- [WRITTEN TASK]: Reproduce the records below, changing each occurrence of "interactable" to "clickable" and leaving all other text unchanged. Omit the pictures from your answer.

- [MATERIAL FOR THIS TASK]:
•••
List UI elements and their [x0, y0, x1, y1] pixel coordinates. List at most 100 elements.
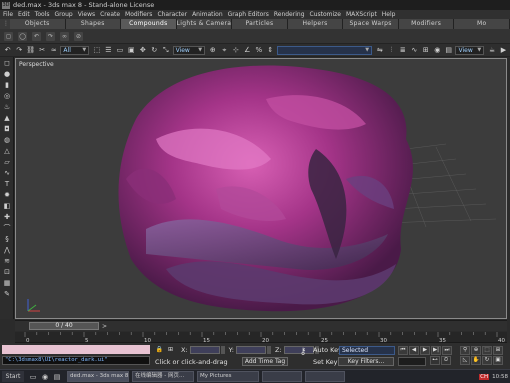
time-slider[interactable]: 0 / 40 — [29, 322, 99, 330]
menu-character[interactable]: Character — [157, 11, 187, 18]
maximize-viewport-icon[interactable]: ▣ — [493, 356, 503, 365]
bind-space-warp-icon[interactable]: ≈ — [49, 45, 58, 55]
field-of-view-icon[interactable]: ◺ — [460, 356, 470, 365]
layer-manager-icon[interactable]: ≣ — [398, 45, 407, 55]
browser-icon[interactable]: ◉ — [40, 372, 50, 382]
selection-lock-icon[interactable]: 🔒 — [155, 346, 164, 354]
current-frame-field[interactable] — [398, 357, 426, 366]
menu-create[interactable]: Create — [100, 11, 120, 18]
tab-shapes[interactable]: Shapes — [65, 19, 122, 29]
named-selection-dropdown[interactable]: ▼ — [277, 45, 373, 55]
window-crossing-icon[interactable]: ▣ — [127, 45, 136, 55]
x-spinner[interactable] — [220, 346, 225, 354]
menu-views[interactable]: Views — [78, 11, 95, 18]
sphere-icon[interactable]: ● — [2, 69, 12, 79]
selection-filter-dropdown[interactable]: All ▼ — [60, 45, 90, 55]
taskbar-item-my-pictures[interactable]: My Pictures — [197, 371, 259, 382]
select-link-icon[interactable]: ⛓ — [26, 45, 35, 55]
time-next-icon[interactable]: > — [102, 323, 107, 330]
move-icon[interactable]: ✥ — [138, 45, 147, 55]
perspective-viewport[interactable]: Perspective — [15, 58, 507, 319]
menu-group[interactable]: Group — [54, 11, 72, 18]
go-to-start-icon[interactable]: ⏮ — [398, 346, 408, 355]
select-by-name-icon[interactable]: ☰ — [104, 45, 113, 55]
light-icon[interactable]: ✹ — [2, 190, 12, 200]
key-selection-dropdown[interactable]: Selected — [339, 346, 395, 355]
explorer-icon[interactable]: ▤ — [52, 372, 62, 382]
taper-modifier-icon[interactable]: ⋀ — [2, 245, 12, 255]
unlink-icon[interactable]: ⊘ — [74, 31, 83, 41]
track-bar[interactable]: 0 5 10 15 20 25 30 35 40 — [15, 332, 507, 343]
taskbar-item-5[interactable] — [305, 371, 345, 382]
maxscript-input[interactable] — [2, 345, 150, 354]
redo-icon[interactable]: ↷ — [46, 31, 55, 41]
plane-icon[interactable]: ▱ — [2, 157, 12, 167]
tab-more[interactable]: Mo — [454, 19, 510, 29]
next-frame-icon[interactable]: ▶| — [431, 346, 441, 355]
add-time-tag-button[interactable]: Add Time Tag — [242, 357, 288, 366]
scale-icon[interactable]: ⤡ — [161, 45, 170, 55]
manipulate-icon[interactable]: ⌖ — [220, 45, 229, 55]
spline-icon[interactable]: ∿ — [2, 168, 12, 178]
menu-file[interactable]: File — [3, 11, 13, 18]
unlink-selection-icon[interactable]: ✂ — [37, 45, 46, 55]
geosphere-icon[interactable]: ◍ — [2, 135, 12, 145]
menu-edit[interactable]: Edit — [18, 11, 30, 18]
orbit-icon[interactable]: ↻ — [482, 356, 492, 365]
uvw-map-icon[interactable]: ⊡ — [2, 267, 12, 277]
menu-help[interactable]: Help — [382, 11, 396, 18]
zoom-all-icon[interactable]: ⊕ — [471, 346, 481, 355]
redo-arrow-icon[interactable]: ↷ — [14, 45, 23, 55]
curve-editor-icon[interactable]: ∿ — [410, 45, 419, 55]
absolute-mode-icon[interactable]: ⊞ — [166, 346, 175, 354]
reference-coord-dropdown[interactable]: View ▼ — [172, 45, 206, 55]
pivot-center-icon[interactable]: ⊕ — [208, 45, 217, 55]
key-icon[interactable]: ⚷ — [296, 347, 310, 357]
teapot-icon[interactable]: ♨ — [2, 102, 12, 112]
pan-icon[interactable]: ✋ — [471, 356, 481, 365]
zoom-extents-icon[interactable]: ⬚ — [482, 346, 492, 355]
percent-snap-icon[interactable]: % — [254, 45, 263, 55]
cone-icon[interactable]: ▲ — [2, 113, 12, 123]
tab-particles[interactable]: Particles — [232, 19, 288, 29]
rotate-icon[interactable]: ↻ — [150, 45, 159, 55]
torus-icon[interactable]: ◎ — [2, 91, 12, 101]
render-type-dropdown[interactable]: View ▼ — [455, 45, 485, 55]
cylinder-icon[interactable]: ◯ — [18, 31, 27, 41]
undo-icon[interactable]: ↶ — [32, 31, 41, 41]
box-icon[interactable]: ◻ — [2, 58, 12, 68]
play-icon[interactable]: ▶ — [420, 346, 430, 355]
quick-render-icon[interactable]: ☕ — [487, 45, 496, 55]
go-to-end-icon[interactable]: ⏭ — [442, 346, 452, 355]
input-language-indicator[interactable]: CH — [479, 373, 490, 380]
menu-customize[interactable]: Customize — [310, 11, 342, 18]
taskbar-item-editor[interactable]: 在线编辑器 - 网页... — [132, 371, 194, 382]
•••
- [REPLY]:
List UI elements and their [x0, y0, x1, y1] pixel coordinates. List at most 100 elements.
time-slider[clickable]: 0 / 40 — [29, 322, 99, 330]
menu-character[clickable]: Character — [157, 11, 187, 18]
maximize-viewport-icon[clickable]: ▣ — [493, 356, 503, 365]
bind-space-warp-icon[clickable]: ≈ — [49, 45, 58, 55]
field-of-view-icon[clickable]: ◺ — [460, 356, 470, 365]
layer-manager-icon[clickable]: ≣ — [398, 45, 407, 55]
browser-icon[clickable]: ◉ — [40, 372, 50, 382]
selection-lock-icon[clickable]: 🔒 — [155, 346, 164, 354]
current-frame-field[clickable] — [398, 357, 426, 366]
menu-create[clickable]: Create — [100, 11, 120, 18]
tab-shapes[clickable]: Shapes — [65, 19, 122, 29]
named-selection-dropdown[clickable]: ▼ — [277, 45, 373, 55]
window-crossing-icon[clickable]: ▣ — [127, 45, 136, 55]
x-spinner[clickable] — [220, 346, 225, 354]
menu-views[clickable]: Views — [78, 11, 95, 18]
sphere-icon[clickable]: ● — [2, 69, 12, 79]
selection-filter-dropdown[clickable]: All ▼ — [60, 45, 90, 55]
taskbar-item-my-pictures[clickable]: My Pictures — [197, 371, 259, 382]
select-link-icon[clickable]: ⛓ — [26, 45, 35, 55]
time-next-icon[clickable]: > — [102, 323, 107, 330]
move-icon[clickable]: ✥ — [138, 45, 147, 55]
perspective-viewport[clickable]: Perspective — [15, 58, 507, 319]
menu-group[clickable]: Group — [54, 11, 72, 18]
go-to-start-icon[clickable]: ⏮ — [398, 346, 408, 355]
select-by-name-icon[clickable]: ☰ — [104, 45, 113, 55]
light-icon[clickable]: ✹ — [2, 190, 12, 200]
key-selection-dropdown[clickable]: Selected — [339, 346, 395, 355]
explorer-icon[clickable]: ▤ — [52, 372, 62, 382]
taper-modifier-icon[clickable]: ⋀ — [2, 245, 12, 255]
unlink-icon[clickable]: ⊘ — [74, 31, 83, 41]
track-bar[clickable]: 0 5 10 15 20 25 30 35 40 — [15, 332, 507, 343]
taskbar-item-5[clickable] — [305, 371, 345, 382]
maxscript-input[clickable] — [2, 345, 150, 354]
redo-icon[clickable]: ↷ — [46, 31, 55, 41]
plane-icon[clickable]: ▱ — [2, 157, 12, 167]
tab-more[clickable]: Mo — [454, 19, 510, 29]
next-frame-icon[clickable]: ▶| — [431, 346, 441, 355]
add-time-tag-button[clickable]: Add Time Tag — [242, 357, 288, 366]
scale-icon[clickable]: ⤡ — [161, 45, 170, 55]
manipulate-icon[clickable]: ⌖ — [220, 45, 229, 55]
spline-icon[clickable]: ∿ — [2, 168, 12, 178]
menu-file[clickable]: File — [3, 11, 13, 18]
unlink-selection-icon[clickable]: ✂ — [37, 45, 46, 55]
geosphere-icon[clickable]: ◍ — [2, 135, 12, 145]
menu-edit[clickable]: Edit — [18, 11, 30, 18]
orbit-icon[clickable]: ↻ — [482, 356, 492, 365]
uvw-map-icon[clickable]: ⊡ — [2, 267, 12, 277]
menu-help[clickable]: Help — [382, 11, 396, 18]
zoom-all-icon[clickable]: ⊕ — [471, 346, 481, 355]
redo-arrow-icon[clickable]: ↷ — [14, 45, 23, 55]
curve-editor-icon[clickable]: ∿ — [410, 45, 419, 55]
absolute-mode-icon[clickable]: ⊞ — [166, 346, 175, 354]
reference-coord-dropdown[clickable]: View ▼ — [172, 45, 206, 55]
pivot-center-icon[clickable]: ⊕ — [208, 45, 217, 55]
key-icon[clickable]: ⚷ — [296, 347, 310, 357]
teapot-icon[clickable]: ♨ — [2, 102, 12, 112]
pan-icon[clickable]: ✋ — [471, 356, 481, 365]
zoom-extents-icon[clickable]: ⬚ — [482, 346, 492, 355]
percent-snap-icon[clickable]: % — [254, 45, 263, 55]
cone-icon[clickable]: ▲ — [2, 113, 12, 123]
tab-particles[clickable]: Particles — [232, 19, 288, 29]
rotate-icon[clickable]: ↻ — [150, 45, 159, 55]
torus-icon[clickable]: ◎ — [2, 91, 12, 101]
render-type-dropdown[clickable]: View ▼ — [455, 45, 485, 55]
cylinder-icon[clickable]: ◯ — [18, 31, 27, 41]
undo-icon[clickable]: ↶ — [32, 31, 41, 41]
box-icon[clickable]: ◻ — [2, 58, 12, 68]
play-icon[clickable]: ▶ — [420, 346, 430, 355]
quick-render-icon[clickable]: ☕ — [487, 45, 496, 55]
go-to-end-icon[clickable]: ⏭ — [442, 346, 452, 355]
input-language-indicator[clickable]: CH — [479, 373, 490, 380]
menu-customize[clickable]: Customize — [310, 11, 342, 18]
taskbar-item-editor[clickable]: 在线编辑器 - 网页... — [132, 371, 194, 382]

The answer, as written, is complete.